• _To be done_:
In the listing below, pick out lines with "votes".

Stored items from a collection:
>> begin

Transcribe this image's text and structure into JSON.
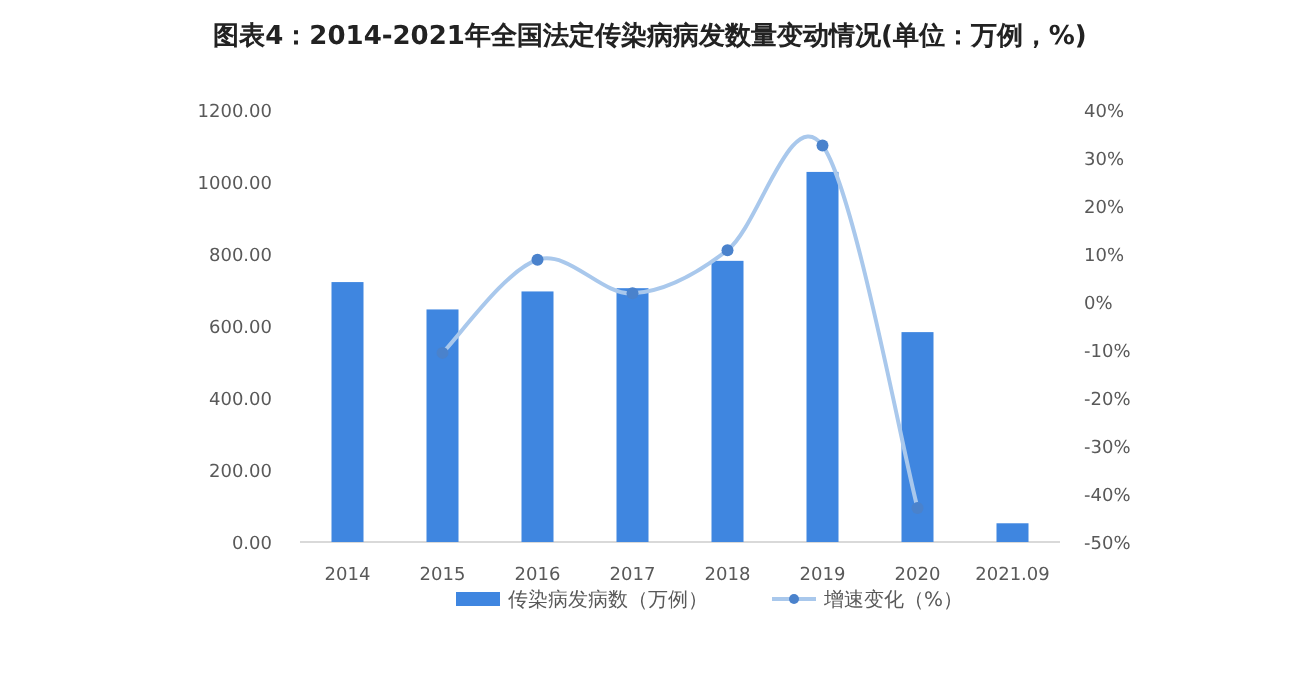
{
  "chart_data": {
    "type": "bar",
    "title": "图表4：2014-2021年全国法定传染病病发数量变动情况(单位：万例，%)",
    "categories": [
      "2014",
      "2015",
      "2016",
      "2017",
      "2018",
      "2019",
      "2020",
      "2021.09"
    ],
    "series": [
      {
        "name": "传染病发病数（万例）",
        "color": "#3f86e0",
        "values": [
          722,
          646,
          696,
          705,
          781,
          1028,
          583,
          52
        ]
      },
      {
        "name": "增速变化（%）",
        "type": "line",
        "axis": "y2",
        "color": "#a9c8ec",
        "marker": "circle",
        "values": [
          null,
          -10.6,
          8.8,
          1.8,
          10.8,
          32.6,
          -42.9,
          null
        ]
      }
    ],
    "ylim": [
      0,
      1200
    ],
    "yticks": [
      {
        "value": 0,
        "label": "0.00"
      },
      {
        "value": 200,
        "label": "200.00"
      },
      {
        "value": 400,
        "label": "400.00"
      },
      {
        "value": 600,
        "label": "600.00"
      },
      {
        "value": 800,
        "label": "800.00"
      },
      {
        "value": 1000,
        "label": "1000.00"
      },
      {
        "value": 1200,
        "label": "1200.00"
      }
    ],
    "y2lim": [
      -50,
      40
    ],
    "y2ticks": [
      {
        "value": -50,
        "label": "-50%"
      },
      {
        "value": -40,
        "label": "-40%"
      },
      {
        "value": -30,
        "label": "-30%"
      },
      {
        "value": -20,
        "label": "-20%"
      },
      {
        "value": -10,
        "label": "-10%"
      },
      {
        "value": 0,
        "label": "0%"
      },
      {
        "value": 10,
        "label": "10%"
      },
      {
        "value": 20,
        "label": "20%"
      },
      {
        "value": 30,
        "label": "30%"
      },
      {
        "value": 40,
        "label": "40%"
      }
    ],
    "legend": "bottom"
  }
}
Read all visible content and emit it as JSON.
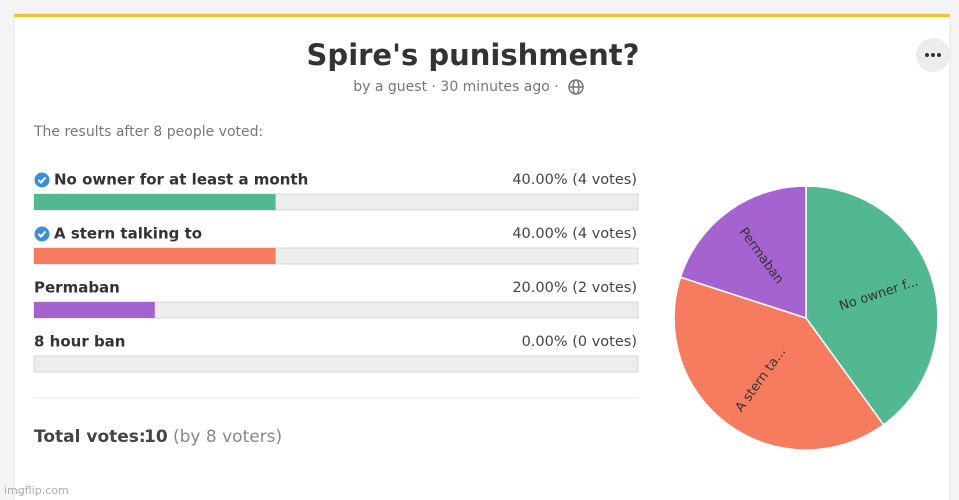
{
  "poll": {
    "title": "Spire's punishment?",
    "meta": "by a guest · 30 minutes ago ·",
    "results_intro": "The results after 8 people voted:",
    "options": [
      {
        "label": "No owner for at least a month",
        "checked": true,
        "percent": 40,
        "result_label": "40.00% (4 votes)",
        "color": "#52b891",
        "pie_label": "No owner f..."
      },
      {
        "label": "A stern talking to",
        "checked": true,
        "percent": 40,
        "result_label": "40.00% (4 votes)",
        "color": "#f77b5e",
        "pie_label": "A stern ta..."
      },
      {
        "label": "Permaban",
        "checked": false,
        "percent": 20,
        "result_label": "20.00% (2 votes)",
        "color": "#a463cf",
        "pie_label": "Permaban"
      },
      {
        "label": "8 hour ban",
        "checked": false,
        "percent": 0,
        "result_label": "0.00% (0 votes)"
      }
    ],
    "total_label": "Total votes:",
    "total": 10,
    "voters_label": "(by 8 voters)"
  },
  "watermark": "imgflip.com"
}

>> end
>> begin

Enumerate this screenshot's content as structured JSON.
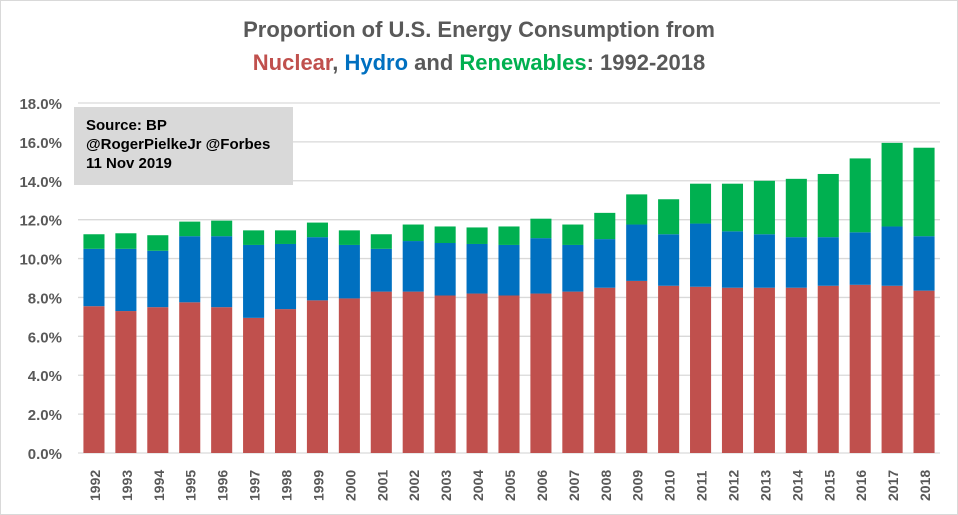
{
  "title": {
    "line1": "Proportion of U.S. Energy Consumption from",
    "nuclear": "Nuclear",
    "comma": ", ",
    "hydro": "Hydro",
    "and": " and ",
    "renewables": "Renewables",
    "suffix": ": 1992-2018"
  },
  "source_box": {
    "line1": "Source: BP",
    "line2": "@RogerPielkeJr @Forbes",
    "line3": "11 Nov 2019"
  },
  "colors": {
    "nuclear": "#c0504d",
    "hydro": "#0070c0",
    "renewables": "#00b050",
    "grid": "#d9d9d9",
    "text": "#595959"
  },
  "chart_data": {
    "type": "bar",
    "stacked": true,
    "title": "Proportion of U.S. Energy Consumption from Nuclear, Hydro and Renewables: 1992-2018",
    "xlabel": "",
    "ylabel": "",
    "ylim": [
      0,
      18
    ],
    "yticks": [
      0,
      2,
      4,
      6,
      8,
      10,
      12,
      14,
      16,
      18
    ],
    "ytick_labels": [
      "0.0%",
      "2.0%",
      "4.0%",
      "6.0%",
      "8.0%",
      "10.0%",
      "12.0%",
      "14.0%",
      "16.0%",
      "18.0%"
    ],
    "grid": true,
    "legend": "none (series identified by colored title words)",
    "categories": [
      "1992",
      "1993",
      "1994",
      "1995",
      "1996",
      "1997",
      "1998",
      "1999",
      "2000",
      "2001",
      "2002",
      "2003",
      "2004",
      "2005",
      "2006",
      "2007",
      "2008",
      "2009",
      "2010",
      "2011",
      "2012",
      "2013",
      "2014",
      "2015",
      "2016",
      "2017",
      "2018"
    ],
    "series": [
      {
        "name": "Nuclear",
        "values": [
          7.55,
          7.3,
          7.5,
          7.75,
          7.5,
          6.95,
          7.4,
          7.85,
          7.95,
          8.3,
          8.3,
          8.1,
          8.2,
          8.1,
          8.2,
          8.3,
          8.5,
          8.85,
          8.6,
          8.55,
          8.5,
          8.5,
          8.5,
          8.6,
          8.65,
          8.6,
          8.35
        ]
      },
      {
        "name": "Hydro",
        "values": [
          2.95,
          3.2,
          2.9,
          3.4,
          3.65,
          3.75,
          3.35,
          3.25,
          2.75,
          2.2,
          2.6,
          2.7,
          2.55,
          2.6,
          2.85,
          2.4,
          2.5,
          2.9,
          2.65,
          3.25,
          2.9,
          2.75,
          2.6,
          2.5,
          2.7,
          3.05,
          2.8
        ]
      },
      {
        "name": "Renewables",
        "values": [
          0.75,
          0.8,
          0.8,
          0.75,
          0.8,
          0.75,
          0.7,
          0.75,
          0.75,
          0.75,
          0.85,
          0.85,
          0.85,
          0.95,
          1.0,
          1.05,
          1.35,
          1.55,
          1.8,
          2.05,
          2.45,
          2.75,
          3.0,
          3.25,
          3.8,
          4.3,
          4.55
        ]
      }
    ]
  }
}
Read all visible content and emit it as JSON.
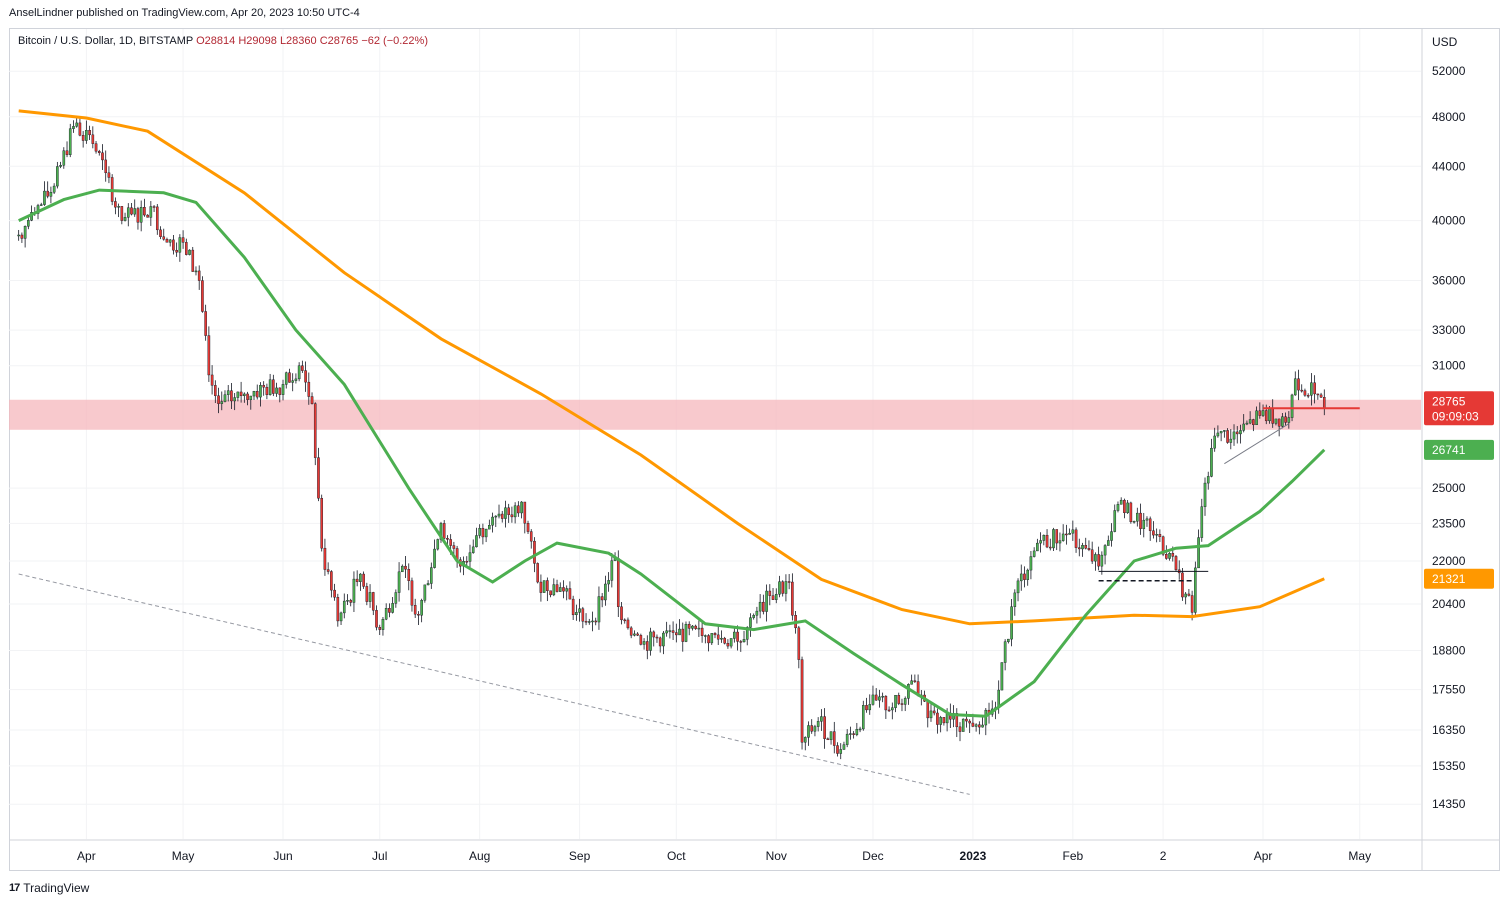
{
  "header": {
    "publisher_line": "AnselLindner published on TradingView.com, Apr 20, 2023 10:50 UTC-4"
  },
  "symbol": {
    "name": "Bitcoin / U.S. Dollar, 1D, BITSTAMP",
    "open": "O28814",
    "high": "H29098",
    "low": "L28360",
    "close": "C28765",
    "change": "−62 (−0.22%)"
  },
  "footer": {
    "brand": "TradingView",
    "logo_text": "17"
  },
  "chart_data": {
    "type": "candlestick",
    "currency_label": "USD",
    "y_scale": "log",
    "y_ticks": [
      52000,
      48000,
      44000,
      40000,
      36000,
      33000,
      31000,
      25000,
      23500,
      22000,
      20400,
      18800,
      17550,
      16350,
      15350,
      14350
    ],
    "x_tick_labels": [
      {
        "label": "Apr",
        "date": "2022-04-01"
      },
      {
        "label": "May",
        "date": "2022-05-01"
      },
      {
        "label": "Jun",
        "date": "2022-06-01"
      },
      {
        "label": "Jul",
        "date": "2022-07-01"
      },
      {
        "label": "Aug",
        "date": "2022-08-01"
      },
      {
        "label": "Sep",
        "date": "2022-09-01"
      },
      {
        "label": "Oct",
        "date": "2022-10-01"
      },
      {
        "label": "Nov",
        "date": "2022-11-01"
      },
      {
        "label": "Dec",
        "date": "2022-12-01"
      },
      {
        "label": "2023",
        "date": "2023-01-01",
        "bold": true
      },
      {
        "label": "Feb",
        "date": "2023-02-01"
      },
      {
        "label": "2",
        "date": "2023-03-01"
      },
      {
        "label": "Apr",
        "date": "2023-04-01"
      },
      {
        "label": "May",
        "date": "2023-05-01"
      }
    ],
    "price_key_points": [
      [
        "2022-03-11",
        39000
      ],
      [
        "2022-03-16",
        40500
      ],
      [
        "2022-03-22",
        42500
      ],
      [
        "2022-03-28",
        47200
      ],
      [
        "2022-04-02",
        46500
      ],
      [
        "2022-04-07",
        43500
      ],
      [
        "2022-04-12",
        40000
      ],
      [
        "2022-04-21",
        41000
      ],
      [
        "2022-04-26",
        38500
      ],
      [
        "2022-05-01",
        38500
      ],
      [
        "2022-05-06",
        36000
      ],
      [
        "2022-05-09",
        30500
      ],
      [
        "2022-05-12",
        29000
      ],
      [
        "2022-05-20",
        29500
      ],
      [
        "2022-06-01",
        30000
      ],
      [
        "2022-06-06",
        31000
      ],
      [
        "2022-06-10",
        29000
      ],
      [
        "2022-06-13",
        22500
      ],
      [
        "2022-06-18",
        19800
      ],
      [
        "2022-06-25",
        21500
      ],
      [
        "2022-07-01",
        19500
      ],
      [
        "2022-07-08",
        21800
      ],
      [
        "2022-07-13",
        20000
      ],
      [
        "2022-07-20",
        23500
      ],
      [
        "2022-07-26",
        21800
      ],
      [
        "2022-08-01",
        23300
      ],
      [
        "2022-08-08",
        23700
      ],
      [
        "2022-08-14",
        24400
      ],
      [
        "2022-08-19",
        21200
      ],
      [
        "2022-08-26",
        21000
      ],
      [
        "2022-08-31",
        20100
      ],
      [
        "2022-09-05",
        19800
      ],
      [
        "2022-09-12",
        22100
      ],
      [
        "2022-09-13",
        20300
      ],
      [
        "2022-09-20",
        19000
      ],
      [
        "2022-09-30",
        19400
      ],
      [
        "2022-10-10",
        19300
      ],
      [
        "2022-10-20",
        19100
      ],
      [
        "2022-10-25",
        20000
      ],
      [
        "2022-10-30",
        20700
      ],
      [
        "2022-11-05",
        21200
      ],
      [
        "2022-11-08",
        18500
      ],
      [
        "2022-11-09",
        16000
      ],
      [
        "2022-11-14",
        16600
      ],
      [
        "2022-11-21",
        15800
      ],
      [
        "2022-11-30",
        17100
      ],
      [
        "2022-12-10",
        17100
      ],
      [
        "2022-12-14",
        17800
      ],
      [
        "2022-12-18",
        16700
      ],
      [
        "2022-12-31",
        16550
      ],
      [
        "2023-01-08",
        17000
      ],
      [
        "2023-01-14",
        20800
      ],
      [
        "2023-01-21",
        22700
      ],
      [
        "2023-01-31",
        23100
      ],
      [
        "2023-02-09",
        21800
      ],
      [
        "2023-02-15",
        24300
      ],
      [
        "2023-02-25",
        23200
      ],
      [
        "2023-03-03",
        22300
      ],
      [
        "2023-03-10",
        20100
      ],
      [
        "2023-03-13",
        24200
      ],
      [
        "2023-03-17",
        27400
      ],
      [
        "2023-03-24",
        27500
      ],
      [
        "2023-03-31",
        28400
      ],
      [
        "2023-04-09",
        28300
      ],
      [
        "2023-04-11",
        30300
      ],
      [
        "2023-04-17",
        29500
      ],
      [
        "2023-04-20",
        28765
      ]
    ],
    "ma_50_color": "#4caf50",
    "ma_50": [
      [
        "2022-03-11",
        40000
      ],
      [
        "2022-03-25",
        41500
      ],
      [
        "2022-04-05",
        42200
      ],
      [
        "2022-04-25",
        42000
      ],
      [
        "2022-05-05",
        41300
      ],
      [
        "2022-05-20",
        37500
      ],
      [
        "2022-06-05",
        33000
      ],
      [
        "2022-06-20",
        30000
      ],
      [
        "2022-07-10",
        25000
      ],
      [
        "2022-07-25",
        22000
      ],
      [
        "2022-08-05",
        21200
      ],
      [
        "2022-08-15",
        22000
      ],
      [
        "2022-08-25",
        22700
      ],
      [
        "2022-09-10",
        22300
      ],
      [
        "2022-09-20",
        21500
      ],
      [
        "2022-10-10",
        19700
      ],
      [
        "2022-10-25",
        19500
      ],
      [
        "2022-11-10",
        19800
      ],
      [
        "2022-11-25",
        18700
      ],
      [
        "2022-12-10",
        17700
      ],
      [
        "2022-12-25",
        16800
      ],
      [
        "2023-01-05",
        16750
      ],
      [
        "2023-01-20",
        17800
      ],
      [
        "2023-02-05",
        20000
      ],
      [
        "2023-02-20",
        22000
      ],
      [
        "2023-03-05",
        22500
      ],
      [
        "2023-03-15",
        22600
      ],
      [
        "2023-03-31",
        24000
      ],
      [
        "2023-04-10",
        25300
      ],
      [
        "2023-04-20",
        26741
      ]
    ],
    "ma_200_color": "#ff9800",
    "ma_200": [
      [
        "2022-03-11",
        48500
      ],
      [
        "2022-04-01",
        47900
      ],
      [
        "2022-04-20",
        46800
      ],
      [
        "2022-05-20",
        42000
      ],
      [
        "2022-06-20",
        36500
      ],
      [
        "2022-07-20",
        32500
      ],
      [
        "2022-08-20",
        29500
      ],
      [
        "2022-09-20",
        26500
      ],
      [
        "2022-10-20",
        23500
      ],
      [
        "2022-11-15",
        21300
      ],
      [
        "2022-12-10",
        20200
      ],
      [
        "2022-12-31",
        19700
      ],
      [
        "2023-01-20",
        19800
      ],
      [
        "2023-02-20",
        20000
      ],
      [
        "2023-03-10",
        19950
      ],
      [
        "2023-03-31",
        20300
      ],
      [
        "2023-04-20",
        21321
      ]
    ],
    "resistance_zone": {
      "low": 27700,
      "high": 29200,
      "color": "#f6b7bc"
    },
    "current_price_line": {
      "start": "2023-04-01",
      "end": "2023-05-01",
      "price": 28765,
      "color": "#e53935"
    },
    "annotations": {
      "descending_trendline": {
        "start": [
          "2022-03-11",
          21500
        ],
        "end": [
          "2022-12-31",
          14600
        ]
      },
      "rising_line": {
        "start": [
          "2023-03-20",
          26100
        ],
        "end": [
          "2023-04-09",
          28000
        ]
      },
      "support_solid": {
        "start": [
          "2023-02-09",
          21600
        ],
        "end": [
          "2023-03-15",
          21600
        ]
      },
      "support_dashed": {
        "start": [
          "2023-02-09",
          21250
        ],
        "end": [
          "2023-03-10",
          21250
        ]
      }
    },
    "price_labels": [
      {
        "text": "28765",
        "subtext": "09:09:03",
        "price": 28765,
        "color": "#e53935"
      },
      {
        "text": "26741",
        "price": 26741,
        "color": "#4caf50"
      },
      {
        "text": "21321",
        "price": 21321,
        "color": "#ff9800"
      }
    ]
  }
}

>> end

• _Problem solution_:
        "result_label": "40.00% (4 votes)",
        "result_label": "40.00% (4 votes)",
        "result_label": "20.00% (2 votes)",
        "result_label": "0.00% (0 votes)"
    "total_label": "Total votes:",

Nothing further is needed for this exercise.